* Start *
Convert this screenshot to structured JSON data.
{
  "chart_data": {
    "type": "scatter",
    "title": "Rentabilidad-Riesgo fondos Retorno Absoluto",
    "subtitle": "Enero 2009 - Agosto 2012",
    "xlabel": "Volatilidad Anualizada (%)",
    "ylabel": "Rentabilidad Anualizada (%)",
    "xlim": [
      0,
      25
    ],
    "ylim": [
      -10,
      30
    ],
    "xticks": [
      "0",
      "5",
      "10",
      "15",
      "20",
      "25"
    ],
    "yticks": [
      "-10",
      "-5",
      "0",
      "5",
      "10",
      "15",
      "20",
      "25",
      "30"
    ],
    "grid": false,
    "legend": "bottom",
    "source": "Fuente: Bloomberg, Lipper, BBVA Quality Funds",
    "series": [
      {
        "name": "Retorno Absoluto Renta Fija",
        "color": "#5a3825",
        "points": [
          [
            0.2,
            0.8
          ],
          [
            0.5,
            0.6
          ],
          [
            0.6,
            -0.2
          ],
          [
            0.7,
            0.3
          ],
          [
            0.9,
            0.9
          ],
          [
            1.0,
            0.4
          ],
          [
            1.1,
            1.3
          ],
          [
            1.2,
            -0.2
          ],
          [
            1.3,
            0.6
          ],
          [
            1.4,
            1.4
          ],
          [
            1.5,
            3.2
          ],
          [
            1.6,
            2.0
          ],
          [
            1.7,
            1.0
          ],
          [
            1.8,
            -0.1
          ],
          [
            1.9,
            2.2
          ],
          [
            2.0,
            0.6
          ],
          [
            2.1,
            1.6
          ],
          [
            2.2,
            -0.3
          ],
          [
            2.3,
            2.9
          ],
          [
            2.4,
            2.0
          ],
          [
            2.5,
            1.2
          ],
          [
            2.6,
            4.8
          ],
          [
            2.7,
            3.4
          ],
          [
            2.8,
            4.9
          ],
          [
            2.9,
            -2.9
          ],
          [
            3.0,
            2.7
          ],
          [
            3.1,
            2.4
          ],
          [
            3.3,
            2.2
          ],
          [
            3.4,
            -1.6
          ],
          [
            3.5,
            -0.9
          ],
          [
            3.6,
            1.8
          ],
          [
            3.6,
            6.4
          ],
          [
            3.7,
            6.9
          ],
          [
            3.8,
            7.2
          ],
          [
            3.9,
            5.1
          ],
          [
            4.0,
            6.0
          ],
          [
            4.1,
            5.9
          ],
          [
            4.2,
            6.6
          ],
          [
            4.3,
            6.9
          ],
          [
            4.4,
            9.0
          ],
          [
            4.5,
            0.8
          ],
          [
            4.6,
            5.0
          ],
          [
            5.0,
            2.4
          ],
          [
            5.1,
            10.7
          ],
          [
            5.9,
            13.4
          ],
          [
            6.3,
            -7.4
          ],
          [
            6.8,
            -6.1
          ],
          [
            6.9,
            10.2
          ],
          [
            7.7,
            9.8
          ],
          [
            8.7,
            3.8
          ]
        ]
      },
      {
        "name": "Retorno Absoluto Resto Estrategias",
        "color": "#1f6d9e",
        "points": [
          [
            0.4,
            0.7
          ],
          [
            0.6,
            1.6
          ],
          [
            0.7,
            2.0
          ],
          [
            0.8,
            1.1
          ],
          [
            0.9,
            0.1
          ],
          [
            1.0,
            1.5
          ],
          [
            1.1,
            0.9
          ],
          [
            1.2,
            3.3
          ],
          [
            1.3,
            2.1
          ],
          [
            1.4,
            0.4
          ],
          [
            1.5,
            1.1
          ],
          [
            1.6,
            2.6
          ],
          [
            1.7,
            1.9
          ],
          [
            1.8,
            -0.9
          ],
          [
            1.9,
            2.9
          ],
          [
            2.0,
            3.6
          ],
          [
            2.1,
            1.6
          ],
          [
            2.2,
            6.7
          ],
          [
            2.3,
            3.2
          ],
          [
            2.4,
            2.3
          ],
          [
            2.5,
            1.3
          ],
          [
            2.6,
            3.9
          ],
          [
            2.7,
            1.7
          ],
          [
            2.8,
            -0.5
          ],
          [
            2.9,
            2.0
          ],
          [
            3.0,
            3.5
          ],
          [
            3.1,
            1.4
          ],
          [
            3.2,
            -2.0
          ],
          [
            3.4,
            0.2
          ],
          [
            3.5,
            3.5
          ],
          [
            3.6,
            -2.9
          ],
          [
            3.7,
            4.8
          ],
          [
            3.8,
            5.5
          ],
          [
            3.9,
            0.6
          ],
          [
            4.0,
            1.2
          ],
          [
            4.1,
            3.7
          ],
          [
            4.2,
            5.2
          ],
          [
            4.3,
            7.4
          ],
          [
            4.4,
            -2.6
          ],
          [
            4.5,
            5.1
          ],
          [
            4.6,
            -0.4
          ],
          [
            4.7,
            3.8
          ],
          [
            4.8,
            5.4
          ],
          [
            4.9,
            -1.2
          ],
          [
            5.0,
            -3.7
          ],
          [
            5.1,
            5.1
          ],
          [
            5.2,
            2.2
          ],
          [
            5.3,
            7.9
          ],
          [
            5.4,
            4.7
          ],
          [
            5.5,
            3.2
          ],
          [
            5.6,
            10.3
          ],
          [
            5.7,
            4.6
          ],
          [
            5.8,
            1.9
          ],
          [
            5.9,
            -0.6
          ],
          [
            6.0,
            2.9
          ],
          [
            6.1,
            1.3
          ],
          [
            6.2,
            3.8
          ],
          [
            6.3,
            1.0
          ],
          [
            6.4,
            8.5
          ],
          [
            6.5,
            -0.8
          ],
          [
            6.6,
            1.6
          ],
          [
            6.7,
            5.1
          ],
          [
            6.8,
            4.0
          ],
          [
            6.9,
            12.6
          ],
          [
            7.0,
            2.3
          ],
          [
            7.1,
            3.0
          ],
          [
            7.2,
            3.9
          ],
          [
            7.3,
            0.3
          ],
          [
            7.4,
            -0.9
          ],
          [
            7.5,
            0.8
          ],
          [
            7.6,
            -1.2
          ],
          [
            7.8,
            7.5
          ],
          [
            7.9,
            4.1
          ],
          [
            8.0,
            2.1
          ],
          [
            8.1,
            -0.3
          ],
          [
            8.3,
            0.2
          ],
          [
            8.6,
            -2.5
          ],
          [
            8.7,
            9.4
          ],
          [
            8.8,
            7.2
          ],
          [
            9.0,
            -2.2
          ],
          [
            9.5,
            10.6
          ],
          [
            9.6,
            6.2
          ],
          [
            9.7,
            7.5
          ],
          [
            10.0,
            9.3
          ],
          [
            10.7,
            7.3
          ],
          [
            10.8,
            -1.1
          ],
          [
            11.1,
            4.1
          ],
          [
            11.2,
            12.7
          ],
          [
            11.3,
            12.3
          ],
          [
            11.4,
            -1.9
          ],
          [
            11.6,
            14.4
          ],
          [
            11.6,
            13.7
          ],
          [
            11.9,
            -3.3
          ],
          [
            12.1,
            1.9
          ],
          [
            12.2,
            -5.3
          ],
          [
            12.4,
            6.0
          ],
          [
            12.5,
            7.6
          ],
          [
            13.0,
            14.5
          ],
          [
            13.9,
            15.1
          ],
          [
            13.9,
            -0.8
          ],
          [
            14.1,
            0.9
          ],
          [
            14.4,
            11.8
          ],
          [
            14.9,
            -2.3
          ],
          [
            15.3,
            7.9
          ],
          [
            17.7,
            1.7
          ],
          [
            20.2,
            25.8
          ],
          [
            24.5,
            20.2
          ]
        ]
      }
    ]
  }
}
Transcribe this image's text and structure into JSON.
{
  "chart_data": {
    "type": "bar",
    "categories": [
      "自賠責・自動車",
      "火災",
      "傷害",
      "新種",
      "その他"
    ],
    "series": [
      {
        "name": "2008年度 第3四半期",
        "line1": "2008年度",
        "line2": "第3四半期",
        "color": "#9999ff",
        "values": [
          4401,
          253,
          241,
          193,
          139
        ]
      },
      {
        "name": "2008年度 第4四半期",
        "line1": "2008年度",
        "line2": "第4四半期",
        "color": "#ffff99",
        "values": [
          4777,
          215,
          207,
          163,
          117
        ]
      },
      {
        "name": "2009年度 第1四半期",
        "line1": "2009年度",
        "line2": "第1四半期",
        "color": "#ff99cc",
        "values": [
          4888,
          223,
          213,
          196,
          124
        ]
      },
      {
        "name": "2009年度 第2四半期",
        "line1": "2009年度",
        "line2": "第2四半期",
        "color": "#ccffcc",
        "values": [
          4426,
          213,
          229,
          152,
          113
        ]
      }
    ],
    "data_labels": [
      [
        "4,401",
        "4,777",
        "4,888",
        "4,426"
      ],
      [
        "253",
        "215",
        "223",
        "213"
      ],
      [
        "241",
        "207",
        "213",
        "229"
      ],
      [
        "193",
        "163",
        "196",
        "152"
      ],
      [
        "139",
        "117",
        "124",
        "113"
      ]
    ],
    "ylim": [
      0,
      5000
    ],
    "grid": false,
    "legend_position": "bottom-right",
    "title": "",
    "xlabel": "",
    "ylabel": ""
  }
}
* End *
▶ [Objective] From the listing above, copy out each line where the word "color" appears.

▶ [Written reply]
        "color": "#5a3825",
        "color": "#1f6d9e",
        "color": "#9999ff",
        "color": "#ffff99",
        "color": "#ff99cc",
        "color": "#ccffcc",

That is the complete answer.